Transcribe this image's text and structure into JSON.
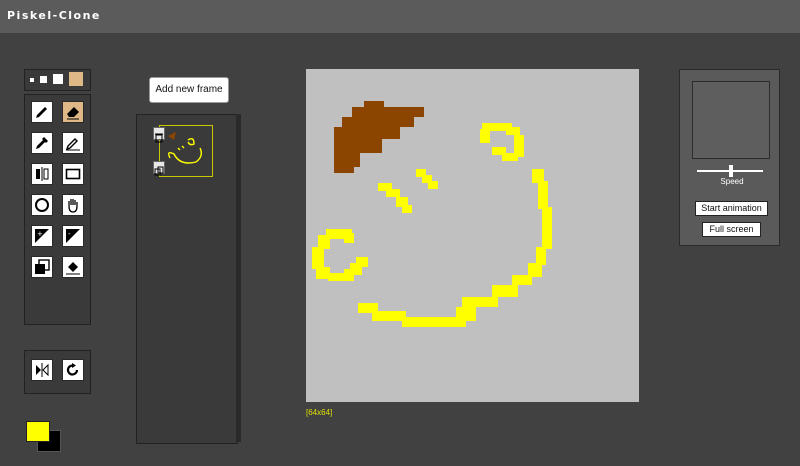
{
  "app": {
    "title": "Piskel-Clone"
  },
  "frames": {
    "add_label": "Add new frame"
  },
  "canvas": {
    "dimensions_label": "[64x64]",
    "background": "#c0c0c0"
  },
  "preview": {
    "speed_label": "Speed",
    "speed_value": 0.5,
    "start_label": "Start animation",
    "fullscreen_label": "Full screen"
  },
  "colors": {
    "primary": "#ffff00",
    "secondary": "#000000",
    "selected_tool": "#deb887"
  },
  "tools": [
    "pen-icon",
    "eraser-icon",
    "eyedropper-icon",
    "stroke-icon",
    "mirror-icon",
    "rectangle-icon",
    "circle-icon",
    "move-hand-icon",
    "lighten-icon",
    "darken-icon",
    "select-copy-icon",
    "paint-bucket-icon"
  ],
  "actions": [
    "flip-icon",
    "rotate-icon"
  ]
}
--- --- ---
## WORK TO COMPLETE
Transcribe every entry word for word, but omit the pictures.

## EXERCISE SOLUTION
Transcribe this image's text and structure into JSON.
{
  "app": {
    "title": "Piskel-Clone"
  },
  "frames": {
    "add_label": "Add new frame"
  },
  "canvas": {
    "dimensions_label": "[64x64]",
    "background": "#c0c0c0"
  },
  "preview": {
    "speed_label": "Speed",
    "speed_value": 0.5,
    "start_label": "Start animation",
    "fullscreen_label": "Full screen"
  },
  "colors": {
    "primary": "#ffff00",
    "secondary": "#000000",
    "selected_tool": "#deb887"
  },
  "tools": [
    "pen-icon",
    "eraser-icon",
    "eyedropper-icon",
    "stroke-icon",
    "mirror-icon",
    "rectangle-icon",
    "circle-icon",
    "move-hand-icon",
    "lighten-icon",
    "darken-icon",
    "select-copy-icon",
    "paint-bucket-icon"
  ],
  "actions": [
    "flip-icon",
    "rotate-icon"
  ]
}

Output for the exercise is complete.